The goal is to prove a inequality for the strong maximal operator: $$ Mf(x) = \sup_R \frac{1}{R}\int_R |f|, $$ where $R$ ranges over all rectangles with sides parallel to the coordinate axes which contain $x$.

In particular they state $$ \bigl|\{x:Mf(x)>\lambda\}\bigr| \leq A\int\frac{|f(x)|}{\lambda}\biggl( 1 + \log^+\frac{|f(x)|}{\lambda} \biggr)\,dx. $$ (for dimension 2).

To achieve this they prove that given a collection of rectangles $\{R_i\}$ there is a subcollection $\{\tilde{R}_j\}$ such that

i) $|\cup_i R_i| \leq C |\cup_j \tilde{R}_j|$

ii) $\|\exp(\sum \chi_{\tilde{R}_j})\| \leq C |\cup_i R_i|$

Then, they assert that the strong maximal theorem follows from this and their proof of the fact that the strong maximal operator if weak-type $(p,p)$ if and only if you have the $V_q$ property where $q$ is the dual exponent of $p$: Given any collection of rectangles $\{R\}$ there exists a subcollection $\{\tilde{R}\}$ such that

$(i)$ $|\cup_i R_i| \leq C |\cup_j \tilde{R}_j|$

$(ii)_q$ $\|\sum \chi_{\tilde{R}_j}\|_{q} \leq C |\cup_i R_i|^{1/q}$

I don't understand how their proof, which is based on Holder's inequality, extends to the case $p=1.$ The main obstacle for me is the fact that the right hand side of $(ii)_\infty$ should be just $1$ ($\text{something}^{1/\infty}$) but the exponent in their main result is instead $1$.

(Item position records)
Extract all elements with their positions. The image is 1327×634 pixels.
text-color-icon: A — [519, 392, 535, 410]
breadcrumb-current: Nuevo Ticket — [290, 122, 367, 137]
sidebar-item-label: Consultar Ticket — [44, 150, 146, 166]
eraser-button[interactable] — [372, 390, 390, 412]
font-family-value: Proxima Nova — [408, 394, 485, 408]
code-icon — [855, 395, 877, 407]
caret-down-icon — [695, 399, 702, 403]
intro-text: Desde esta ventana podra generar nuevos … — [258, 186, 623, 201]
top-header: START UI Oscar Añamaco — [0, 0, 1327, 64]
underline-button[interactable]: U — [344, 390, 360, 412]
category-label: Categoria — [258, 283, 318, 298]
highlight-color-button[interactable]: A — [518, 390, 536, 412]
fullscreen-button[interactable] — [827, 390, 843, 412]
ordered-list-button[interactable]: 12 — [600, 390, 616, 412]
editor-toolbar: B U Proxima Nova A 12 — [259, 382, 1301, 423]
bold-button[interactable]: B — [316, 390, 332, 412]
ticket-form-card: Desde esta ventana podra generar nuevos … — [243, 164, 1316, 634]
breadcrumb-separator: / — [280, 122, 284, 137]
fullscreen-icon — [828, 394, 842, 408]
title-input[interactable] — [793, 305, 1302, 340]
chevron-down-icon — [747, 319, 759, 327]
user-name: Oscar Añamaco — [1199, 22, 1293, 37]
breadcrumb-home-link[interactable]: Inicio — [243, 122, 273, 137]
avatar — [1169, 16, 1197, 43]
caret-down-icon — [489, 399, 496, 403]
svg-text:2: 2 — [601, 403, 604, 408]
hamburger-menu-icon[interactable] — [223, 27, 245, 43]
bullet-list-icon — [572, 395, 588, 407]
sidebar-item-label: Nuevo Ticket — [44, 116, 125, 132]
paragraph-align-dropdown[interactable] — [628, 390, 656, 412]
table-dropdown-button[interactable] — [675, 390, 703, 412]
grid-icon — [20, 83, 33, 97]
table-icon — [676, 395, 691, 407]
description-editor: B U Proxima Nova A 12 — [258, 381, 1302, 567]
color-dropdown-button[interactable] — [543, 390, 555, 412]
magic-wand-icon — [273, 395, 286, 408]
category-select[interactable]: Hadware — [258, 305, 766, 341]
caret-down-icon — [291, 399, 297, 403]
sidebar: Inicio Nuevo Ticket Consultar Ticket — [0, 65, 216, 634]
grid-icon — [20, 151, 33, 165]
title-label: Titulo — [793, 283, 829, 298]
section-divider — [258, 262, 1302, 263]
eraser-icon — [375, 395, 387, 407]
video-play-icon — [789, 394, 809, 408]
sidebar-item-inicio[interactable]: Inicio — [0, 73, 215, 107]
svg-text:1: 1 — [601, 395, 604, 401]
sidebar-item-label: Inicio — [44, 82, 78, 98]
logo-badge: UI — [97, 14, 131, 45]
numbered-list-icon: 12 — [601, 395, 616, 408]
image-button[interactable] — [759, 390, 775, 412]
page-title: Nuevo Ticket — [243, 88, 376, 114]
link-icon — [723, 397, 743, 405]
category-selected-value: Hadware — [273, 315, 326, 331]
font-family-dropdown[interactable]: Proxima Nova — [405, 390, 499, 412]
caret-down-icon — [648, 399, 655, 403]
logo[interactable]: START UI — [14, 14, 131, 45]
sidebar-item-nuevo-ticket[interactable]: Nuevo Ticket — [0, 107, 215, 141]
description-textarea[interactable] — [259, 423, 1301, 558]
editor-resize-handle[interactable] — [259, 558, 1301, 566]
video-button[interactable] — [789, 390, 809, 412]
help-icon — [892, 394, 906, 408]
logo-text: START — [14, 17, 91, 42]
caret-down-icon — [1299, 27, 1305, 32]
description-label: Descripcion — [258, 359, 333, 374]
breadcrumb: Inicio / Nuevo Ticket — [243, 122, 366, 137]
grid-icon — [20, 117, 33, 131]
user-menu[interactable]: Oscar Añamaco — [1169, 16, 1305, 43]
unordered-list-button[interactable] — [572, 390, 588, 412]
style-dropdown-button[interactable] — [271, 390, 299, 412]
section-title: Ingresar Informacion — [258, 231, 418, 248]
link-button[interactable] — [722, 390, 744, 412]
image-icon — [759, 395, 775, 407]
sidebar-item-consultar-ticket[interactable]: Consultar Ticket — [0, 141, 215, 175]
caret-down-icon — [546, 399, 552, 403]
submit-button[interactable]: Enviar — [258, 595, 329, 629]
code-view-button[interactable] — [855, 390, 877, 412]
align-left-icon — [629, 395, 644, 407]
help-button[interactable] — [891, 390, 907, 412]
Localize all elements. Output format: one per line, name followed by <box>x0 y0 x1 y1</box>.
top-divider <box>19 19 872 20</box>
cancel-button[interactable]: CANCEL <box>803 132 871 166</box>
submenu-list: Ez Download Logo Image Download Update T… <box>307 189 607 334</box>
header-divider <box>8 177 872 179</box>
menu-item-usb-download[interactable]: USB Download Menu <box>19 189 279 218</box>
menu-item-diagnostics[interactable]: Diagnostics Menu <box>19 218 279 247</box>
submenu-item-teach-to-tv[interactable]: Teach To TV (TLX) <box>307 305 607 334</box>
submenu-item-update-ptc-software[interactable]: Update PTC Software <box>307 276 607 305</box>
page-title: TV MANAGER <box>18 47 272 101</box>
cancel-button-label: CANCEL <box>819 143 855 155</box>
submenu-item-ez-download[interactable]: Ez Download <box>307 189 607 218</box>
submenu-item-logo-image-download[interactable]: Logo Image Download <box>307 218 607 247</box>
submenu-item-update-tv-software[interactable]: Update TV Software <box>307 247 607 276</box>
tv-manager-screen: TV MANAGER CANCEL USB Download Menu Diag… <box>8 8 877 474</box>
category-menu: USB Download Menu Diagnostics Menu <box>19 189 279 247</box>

• Problem set:
1. Reproduce the passage of the strong maximal operator post from "In particular they" up to and including "(for dimension 2).".
2. In the strong maximal operator post, what is $q$ in relation to $p$ in the $V_q$ property?
3. Which conditions on a subcollection of rectangles does the strong maximal operator post state? Give each condition with its label.

• Per-task outputs:
1.
In particular they state $$ \bigl|\{x:Mf(x)>\lambda\}\bigr| \leq A\int\frac{|f(x)|}{\lambda}\biggl( 1 + \log^+\frac{|f(x)|}{\lambda} \biggr)\,dx. $$ (for dimension 2).

2. $q$ is the dual exponent of $p$.

3.
i) $|\cup_i R_i| \leq C |\cup_j \tilde{R}_j|$
ii) $\|\exp(\sum \chi_{\tilde{R}_j})\| \leq C |\cup_i R_i|$
$(i)$ $|\cup_i R_i| \leq C |\cup_j \tilde{R}_j|$
$(ii)_q$ $\|\sum \chi_{\tilde{R}_j}\|_{q} \leq C |\cup_i R_i|^{1/q}$